Your task is to quote the material that follows, in full and exactly.

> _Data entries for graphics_
★ ★ ★ ★ ★ ★ ★

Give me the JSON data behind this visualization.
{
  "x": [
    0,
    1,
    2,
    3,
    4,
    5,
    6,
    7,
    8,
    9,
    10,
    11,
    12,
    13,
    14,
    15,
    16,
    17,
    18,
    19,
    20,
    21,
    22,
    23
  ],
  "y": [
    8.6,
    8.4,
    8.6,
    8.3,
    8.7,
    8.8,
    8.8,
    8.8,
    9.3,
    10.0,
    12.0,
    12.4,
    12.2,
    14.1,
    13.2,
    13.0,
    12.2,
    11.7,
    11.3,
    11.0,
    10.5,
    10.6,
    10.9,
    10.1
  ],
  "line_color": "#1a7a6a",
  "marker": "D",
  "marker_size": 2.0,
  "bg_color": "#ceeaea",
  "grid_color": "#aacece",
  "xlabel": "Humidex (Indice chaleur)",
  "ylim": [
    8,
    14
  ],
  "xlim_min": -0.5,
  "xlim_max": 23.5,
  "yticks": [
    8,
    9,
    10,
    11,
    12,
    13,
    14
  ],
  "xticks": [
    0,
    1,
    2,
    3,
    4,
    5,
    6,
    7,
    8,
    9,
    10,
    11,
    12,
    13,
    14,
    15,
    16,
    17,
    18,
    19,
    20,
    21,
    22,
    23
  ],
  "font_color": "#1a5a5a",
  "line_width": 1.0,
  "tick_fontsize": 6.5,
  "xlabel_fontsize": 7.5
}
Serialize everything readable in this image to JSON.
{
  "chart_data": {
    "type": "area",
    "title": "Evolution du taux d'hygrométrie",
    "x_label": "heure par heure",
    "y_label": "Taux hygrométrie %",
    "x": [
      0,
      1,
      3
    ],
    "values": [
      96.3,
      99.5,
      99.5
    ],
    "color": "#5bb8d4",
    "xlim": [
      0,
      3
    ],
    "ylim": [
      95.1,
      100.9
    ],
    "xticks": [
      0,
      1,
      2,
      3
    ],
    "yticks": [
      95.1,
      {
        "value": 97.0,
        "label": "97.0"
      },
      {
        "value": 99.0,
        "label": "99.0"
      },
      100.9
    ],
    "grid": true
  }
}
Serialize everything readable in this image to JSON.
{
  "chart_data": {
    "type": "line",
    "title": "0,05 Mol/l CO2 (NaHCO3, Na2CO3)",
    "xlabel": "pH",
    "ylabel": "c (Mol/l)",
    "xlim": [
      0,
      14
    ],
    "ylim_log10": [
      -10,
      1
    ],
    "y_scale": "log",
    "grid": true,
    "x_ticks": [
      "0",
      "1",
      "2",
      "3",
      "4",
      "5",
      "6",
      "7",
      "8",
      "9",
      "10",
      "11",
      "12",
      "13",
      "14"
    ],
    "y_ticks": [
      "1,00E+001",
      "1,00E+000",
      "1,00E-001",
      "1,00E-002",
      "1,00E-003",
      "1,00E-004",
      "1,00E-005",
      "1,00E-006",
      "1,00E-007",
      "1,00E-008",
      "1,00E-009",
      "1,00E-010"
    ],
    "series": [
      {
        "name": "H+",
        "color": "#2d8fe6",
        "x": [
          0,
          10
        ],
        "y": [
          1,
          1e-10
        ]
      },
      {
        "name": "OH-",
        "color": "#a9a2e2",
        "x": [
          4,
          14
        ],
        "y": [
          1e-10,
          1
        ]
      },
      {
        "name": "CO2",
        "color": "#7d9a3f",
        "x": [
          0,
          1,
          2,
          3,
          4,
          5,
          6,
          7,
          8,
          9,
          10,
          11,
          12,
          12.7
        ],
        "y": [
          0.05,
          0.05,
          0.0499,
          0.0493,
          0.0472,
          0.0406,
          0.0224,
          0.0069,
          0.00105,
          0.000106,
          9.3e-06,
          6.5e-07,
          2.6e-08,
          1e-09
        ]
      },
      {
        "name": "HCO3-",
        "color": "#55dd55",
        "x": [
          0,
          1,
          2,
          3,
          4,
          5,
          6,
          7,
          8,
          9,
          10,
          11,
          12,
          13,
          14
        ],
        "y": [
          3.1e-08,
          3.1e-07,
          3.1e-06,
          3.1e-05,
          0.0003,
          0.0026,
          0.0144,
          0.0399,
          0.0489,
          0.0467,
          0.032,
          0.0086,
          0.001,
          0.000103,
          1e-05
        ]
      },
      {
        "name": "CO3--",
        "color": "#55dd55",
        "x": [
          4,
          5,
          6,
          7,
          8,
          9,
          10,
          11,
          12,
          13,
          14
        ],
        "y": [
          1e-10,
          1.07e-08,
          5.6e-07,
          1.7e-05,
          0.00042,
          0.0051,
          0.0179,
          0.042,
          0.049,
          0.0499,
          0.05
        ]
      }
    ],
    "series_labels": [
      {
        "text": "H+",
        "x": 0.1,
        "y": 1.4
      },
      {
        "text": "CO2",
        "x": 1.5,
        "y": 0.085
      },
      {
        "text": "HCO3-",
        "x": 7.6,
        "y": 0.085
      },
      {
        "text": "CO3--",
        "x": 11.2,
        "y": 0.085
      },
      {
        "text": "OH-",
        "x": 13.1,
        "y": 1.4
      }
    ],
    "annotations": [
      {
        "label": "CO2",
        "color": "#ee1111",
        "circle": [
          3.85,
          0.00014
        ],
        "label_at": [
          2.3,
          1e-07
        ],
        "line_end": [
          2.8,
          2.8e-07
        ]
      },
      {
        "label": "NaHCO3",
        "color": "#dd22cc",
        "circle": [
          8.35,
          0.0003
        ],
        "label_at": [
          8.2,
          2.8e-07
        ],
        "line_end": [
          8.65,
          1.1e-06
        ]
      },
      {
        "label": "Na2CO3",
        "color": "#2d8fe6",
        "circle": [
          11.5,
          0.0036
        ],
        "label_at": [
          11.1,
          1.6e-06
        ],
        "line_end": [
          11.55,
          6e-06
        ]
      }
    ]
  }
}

★ ★ ★ ★ ★ ★ ★

> _Problem solution_
Give me the JSON data behind this visualization.
{
  "x": [
    0,
    1,
    2,
    3,
    4,
    5,
    6,
    7,
    8,
    9,
    10,
    11,
    12,
    13,
    14,
    15,
    16,
    17,
    18,
    19,
    20,
    21,
    22,
    23
  ],
  "y": [
    8.6,
    8.4,
    8.6,
    8.3,
    8.7,
    8.8,
    8.8,
    8.8,
    9.3,
    10.0,
    12.0,
    12.4,
    12.2,
    14.1,
    13.2,
    13.0,
    12.2,
    11.7,
    11.3,
    11.0,
    10.5,
    10.6,
    10.9,
    10.1
  ],
  "line_color": "#1a7a6a",
  "marker": "D",
  "marker_size": 2.0,
  "bg_color": "#ceeaea",
  "grid_color": "#aacece",
  "xlabel": "Humidex (Indice chaleur)",
  "ylim": [
    8,
    14
  ],
  "xlim_min": -0.5,
  "xlim_max": 23.5,
  "yticks": [
    8,
    9,
    10,
    11,
    12,
    13,
    14
  ],
  "xticks": [
    0,
    1,
    2,
    3,
    4,
    5,
    6,
    7,
    8,
    9,
    10,
    11,
    12,
    13,
    14,
    15,
    16,
    17,
    18,
    19,
    20,
    21,
    22,
    23
  ],
  "font_color": "#1a5a5a",
  "line_width": 1.0,
  "tick_fontsize": 6.5,
  "xlabel_fontsize": 7.5
}
Serialize everything readable in this image to JSON.
{
  "chart_data": {
    "type": "area",
    "title": "Evolution du taux d'hygrométrie",
    "x_label": "heure par heure",
    "y_label": "Taux hygrométrie %",
    "x": [
      0,
      1,
      3
    ],
    "values": [
      96.3,
      99.5,
      99.5
    ],
    "color": "#5bb8d4",
    "xlim": [
      0,
      3
    ],
    "ylim": [
      95.1,
      100.9
    ],
    "xticks": [
      0,
      1,
      2,
      3
    ],
    "yticks": [
      95.1,
      {
        "value": 97.0,
        "label": "97.0"
      },
      {
        "value": 99.0,
        "label": "99.0"
      },
      100.9
    ],
    "grid": true
  }
}
Serialize everything readable in this image to JSON.
{
  "chart_data": {
    "type": "line",
    "title": "0,05 Mol/l CO2 (NaHCO3, Na2CO3)",
    "xlabel": "pH",
    "ylabel": "c (Mol/l)",
    "xlim": [
      0,
      14
    ],
    "ylim_log10": [
      -10,
      1
    ],
    "y_scale": "log",
    "grid": true,
    "x_ticks": [
      "0",
      "1",
      "2",
      "3",
      "4",
      "5",
      "6",
      "7",
      "8",
      "9",
      "10",
      "11",
      "12",
      "13",
      "14"
    ],
    "y_ticks": [
      "1,00E+001",
      "1,00E+000",
      "1,00E-001",
      "1,00E-002",
      "1,00E-003",
      "1,00E-004",
      "1,00E-005",
      "1,00E-006",
      "1,00E-007",
      "1,00E-008",
      "1,00E-009",
      "1,00E-010"
    ],
    "series": [
      {
        "name": "H+",
        "color": "#2d8fe6",
        "x": [
          0,
          10
        ],
        "y": [
          1,
          1e-10
        ]
      },
      {
        "name": "OH-",
        "color": "#a9a2e2",
        "x": [
          4,
          14
        ],
        "y": [
          1e-10,
          1
        ]
      },
      {
        "name": "CO2",
        "color": "#7d9a3f",
        "x": [
          0,
          1,
          2,
          3,
          4,
          5,
          6,
          7,
          8,
          9,
          10,
          11,
          12,
          12.7
        ],
        "y": [
          0.05,
          0.05,
          0.0499,
          0.0493,
          0.0472,
          0.0406,
          0.0224,
          0.0069,
          0.00105,
          0.000106,
          9.3e-06,
          6.5e-07,
          2.6e-08,
          1e-09
        ]
      },
      {
        "name": "HCO3-",
        "color": "#55dd55",
        "x": [
          0,
          1,
          2,
          3,
          4,
          5,
          6,
          7,
          8,
          9,
          10,
          11,
          12,
          13,
          14
        ],
        "y": [
          3.1e-08,
          3.1e-07,
          3.1e-06,
          3.1e-05,
          0.0003,
          0.0026,
          0.0144,
          0.0399,
          0.0489,
          0.0467,
          0.032,
          0.0086,
          0.001,
          0.000103,
          1e-05
        ]
      },
      {
        "name": "CO3--",
        "color": "#55dd55",
        "x": [
          4,
          5,
          6,
          7,
          8,
          9,
          10,
          11,
          12,
          13,
          14
        ],
        "y": [
          1e-10,
          1.07e-08,
          5.6e-07,
          1.7e-05,
          0.00042,
          0.0051,
          0.0179,
          0.042,
          0.049,
          0.0499,
          0.05
        ]
      }
    ],
    "series_labels": [
      {
        "text": "H+",
        "x": 0.1,
        "y": 1.4
      },
      {
        "text": "CO2",
        "x": 1.5,
        "y": 0.085
      },
      {
        "text": "HCO3-",
        "x": 7.6,
        "y": 0.085
      },
      {
        "text": "CO3--",
        "x": 11.2,
        "y": 0.085
      },
      {
        "text": "OH-",
        "x": 13.1,
        "y": 1.4
      }
    ],
    "annotations": [
      {
        "label": "CO2",
        "color": "#ee1111",
        "circle": [
          3.85,
          0.00014
        ],
        "label_at": [
          2.3,
          1e-07
        ],
        "line_end": [
          2.8,
          2.8e-07
        ]
      },
      {
        "label": "NaHCO3",
        "color": "#dd22cc",
        "circle": [
          8.35,
          0.0003
        ],
        "label_at": [
          8.2,
          2.8e-07
        ],
        "line_end": [
          8.65,
          1.1e-06
        ]
      },
      {
        "label": "Na2CO3",
        "color": "#2d8fe6",
        "circle": [
          11.5,
          0.0036
        ],
        "label_at": [
          11.1,
          1.6e-06
        ],
        "line_end": [
          11.55,
          6e-06
        ]
      }
    ]
  }
}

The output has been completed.